▶ [What is required] Isolate every line in the data with the string "prof" and copy it.

(Dataset records)
——————
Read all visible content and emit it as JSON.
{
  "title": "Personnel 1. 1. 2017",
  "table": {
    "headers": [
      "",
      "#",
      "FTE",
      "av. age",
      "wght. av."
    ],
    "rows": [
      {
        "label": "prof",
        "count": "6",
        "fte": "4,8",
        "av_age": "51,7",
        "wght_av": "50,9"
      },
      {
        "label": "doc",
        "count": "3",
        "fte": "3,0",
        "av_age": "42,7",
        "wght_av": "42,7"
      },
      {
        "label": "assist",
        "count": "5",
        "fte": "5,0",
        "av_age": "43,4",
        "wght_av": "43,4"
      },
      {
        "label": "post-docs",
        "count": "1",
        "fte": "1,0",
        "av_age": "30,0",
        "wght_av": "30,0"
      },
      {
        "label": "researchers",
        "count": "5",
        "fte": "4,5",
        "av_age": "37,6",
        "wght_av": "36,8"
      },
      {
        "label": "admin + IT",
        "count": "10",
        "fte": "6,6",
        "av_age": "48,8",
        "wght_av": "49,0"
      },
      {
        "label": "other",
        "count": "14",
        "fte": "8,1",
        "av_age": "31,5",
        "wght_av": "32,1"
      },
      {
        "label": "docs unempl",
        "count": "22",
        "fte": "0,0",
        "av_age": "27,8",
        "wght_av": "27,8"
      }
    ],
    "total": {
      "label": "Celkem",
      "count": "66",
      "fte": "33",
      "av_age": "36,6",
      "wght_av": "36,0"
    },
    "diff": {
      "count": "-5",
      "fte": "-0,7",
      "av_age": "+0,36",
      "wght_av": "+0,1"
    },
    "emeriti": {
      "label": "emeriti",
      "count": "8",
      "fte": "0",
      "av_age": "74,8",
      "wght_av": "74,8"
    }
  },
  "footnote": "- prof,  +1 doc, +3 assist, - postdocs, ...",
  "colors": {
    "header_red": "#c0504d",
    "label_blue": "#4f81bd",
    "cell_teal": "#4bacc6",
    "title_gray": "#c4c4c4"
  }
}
——————
▶ [Solution for this task]
        "label": "prof",
  "footnote": "- prof,  +1 doc, +3 assist, - postdocs, ...",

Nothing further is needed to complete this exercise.